Selected extract:
· · ·

ESSENTIALS OF DIAGNOSIS

  • Two classic features of Wolff-Parkinson-White (WPW) pattern on ECG are short PR interval and wide, slurred QRS complex due to manifest preexcitation (delta wave).

  • Most patients with WPW pattern do not have clinical history of arrhythmia but have a higher risk of SCD due to the possibility of rapidly conducted atrial fibrillation through the accessory pathway.

  • Risk factors for SCD with WPW include age younger than 20, history of tachycardia, and rapid conduction properties at electrophysiologic testing.

· · ·

Exercise:
Copy the diagnosis essentials on Wolff-Parkinson-White pattern word for word, beginning at the words "ESSENTIALS OF DIAGNOSIS" and stopping after the words "the accessory pathway.".

· · ·

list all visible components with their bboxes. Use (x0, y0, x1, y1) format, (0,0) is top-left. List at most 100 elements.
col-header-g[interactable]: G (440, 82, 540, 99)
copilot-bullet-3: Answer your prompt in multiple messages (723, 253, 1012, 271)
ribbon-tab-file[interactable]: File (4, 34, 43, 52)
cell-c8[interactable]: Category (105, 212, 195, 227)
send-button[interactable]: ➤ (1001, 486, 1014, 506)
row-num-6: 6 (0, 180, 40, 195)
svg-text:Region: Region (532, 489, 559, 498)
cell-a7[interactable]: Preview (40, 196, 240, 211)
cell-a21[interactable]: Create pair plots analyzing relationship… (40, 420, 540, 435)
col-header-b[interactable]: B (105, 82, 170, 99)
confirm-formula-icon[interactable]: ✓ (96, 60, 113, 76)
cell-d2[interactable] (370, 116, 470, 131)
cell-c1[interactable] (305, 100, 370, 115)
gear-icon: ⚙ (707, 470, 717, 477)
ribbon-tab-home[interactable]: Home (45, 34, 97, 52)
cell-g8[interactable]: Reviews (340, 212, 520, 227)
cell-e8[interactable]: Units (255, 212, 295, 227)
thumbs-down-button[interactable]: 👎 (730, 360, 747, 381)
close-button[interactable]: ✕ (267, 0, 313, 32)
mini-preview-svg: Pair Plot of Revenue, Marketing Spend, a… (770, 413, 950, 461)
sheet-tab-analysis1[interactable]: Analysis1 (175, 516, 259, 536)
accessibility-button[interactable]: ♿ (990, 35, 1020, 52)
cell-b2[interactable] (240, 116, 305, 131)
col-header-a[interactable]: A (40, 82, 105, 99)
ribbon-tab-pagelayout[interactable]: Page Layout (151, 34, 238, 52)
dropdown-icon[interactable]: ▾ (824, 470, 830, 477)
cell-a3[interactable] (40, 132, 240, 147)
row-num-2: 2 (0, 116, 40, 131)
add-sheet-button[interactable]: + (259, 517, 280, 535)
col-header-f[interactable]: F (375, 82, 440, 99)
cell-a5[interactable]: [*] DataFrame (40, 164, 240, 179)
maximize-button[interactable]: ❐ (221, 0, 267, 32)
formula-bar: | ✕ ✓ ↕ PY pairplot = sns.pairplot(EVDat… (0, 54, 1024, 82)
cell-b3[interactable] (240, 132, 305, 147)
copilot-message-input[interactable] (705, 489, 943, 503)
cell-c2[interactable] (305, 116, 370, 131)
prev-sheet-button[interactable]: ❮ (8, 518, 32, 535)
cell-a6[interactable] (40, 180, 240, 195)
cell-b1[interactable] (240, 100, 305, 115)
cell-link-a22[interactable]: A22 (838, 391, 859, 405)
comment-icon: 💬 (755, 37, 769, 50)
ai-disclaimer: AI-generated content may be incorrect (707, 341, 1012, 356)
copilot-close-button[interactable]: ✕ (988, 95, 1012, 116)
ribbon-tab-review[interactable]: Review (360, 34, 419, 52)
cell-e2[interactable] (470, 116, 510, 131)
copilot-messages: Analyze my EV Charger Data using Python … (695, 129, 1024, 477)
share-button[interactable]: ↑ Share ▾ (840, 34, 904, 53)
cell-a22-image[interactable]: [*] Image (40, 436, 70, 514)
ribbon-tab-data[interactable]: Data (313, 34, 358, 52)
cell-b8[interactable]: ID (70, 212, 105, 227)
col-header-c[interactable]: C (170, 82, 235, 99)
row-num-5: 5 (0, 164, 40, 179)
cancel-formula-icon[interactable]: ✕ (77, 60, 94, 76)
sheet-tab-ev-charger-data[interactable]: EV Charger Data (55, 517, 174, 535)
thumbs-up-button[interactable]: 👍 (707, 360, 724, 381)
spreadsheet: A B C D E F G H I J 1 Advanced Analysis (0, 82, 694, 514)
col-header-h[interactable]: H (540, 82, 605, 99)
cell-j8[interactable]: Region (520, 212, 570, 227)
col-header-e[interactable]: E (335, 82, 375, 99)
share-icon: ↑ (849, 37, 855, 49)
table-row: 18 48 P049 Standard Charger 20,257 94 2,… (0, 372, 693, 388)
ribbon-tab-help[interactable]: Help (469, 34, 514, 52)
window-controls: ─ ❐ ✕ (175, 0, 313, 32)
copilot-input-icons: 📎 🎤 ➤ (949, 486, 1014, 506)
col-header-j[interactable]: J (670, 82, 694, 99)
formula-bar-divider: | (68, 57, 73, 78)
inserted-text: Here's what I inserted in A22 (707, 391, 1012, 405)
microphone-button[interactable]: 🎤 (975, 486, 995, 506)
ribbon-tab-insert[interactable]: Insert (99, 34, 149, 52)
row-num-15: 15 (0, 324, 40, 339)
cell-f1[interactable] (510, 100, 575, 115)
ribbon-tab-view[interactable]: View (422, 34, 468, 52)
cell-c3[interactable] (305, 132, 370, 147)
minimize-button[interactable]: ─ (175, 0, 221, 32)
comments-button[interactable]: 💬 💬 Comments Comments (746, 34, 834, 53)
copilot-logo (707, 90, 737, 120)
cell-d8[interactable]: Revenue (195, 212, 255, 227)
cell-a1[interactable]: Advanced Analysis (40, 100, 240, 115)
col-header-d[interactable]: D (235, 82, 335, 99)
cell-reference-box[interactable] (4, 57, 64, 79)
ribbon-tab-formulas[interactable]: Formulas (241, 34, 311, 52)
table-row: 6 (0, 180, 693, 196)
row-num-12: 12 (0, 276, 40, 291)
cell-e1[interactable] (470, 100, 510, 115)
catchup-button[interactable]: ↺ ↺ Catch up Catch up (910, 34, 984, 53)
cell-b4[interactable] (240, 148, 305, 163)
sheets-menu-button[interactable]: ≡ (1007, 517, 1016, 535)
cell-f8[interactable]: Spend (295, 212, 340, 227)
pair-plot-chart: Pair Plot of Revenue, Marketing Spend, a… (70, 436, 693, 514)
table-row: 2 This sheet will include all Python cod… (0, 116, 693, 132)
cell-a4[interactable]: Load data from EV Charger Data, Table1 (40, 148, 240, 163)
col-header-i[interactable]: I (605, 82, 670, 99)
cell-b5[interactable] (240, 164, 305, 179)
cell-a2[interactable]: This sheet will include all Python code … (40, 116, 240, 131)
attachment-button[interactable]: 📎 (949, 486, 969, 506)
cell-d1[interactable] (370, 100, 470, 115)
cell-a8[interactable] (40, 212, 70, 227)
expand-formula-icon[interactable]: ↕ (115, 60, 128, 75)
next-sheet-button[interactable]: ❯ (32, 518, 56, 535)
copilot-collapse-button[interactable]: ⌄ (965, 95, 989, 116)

· · ·

Exercise output:
ESSENTIALS OF DIAGNOSIS

  • Two classic features of Wolff-Parkinson-White (WPW) pattern on ECG are short PR interval and wide, slurred QRS complex due to manifest preexcitation (delta wave).

  • Most patients with WPW pattern do not have clinical history of arrhythmia but have a higher risk of SCD due to the possibility of rapidly conducted atrial fibrillation through the accessory pathway.